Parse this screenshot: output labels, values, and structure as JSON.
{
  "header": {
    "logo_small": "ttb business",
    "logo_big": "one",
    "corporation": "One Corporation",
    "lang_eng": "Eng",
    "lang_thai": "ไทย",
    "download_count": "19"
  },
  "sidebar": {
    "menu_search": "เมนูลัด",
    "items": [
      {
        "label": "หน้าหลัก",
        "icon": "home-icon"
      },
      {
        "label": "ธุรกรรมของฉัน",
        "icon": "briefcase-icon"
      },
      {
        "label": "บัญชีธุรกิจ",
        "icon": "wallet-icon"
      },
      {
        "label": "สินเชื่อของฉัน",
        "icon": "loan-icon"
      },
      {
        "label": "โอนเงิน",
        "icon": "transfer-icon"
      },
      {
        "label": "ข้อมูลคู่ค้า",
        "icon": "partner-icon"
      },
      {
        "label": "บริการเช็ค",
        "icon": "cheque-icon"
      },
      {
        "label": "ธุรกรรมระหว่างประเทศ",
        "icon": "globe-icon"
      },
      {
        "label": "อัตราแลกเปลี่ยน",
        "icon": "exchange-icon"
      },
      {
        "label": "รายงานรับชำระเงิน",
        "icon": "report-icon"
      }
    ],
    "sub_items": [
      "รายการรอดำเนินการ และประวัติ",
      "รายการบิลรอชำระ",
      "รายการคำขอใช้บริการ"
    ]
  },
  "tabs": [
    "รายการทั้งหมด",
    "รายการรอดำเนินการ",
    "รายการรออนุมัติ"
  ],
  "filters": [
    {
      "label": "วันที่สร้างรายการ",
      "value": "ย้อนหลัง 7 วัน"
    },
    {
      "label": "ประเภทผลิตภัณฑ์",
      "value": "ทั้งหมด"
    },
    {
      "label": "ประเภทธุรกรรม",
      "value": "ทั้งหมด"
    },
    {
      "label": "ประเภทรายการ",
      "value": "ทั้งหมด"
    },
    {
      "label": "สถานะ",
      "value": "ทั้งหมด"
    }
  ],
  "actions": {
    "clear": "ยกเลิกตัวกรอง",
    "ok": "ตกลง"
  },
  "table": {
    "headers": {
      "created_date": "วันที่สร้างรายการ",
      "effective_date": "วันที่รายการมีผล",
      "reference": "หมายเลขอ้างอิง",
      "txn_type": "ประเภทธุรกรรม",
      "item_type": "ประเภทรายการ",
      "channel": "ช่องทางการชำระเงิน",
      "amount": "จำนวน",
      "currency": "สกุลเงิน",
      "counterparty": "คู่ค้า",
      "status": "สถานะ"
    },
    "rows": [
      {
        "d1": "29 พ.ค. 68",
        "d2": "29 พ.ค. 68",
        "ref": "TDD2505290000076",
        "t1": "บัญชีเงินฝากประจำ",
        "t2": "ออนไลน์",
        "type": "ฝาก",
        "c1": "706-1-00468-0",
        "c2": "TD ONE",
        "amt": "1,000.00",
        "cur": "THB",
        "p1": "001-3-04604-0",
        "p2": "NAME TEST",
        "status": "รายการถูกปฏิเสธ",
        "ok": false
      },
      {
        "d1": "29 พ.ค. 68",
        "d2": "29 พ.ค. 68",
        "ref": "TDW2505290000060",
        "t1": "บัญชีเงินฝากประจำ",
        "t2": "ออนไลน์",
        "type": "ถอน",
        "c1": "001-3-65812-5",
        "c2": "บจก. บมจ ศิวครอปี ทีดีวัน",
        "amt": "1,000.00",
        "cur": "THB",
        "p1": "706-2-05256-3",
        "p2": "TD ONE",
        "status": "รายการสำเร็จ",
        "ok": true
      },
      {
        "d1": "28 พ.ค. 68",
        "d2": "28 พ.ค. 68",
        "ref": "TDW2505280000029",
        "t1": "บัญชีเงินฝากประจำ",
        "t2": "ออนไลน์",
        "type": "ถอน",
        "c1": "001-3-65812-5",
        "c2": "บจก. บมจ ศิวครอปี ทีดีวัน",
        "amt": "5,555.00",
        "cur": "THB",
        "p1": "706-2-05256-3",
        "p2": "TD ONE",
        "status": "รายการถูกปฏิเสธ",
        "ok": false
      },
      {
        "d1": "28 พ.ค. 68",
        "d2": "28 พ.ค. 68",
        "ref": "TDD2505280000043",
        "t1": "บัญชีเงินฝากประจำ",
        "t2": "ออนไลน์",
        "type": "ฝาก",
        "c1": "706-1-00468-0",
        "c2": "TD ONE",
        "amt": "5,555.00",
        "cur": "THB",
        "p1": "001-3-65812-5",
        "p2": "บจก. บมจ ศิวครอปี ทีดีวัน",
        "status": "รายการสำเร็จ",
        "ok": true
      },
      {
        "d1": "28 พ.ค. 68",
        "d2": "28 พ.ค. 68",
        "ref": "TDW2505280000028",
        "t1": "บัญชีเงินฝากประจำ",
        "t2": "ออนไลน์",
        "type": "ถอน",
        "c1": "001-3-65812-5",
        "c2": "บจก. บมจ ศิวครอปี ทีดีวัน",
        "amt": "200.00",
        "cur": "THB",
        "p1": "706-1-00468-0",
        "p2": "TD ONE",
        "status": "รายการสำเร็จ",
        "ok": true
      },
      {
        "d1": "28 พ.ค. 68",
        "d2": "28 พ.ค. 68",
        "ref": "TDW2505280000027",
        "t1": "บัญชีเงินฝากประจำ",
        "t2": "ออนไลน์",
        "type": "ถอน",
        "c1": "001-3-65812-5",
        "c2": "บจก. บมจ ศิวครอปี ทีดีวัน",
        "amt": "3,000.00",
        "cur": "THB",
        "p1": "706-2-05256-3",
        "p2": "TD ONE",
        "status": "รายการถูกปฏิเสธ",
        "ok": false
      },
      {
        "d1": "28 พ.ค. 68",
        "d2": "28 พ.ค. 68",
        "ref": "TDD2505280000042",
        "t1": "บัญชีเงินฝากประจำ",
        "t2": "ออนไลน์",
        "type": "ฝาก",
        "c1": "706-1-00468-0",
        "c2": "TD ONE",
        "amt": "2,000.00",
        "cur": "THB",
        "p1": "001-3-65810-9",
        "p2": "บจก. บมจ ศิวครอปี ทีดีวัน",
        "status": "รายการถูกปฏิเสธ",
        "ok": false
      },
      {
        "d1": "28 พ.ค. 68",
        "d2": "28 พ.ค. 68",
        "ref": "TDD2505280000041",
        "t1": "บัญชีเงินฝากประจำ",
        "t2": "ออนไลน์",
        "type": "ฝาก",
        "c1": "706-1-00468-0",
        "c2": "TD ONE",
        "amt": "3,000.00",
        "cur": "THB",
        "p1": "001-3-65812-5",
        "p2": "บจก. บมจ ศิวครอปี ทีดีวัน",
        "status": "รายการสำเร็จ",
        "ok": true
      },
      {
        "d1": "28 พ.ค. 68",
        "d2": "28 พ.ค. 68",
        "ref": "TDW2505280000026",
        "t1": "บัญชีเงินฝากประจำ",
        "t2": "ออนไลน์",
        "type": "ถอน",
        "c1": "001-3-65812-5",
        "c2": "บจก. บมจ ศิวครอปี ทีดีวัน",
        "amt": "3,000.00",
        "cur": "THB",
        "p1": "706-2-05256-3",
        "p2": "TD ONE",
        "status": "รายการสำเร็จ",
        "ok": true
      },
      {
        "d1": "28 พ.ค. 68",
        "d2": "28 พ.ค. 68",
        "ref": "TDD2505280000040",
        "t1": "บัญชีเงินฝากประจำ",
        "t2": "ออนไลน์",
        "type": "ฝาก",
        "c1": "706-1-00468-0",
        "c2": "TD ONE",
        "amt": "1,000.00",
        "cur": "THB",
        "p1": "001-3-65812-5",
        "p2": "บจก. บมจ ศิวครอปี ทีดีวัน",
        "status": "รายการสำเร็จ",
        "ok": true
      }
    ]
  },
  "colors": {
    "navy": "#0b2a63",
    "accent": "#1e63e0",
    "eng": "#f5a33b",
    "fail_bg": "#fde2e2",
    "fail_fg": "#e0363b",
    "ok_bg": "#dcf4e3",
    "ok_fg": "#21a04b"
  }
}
************
Pick out and copy the lines of the material that include the word "icon".

• _Solution_:
        "icon": "home-icon"
        "icon": "briefcase-icon"
        "icon": "wallet-icon"
        "icon": "loan-icon"
        "icon": "transfer-icon"
        "icon": "partner-icon"
        "icon": "cheque-icon"
        "icon": "globe-icon"
        "icon": "exchange-icon"
        "icon": "report-icon"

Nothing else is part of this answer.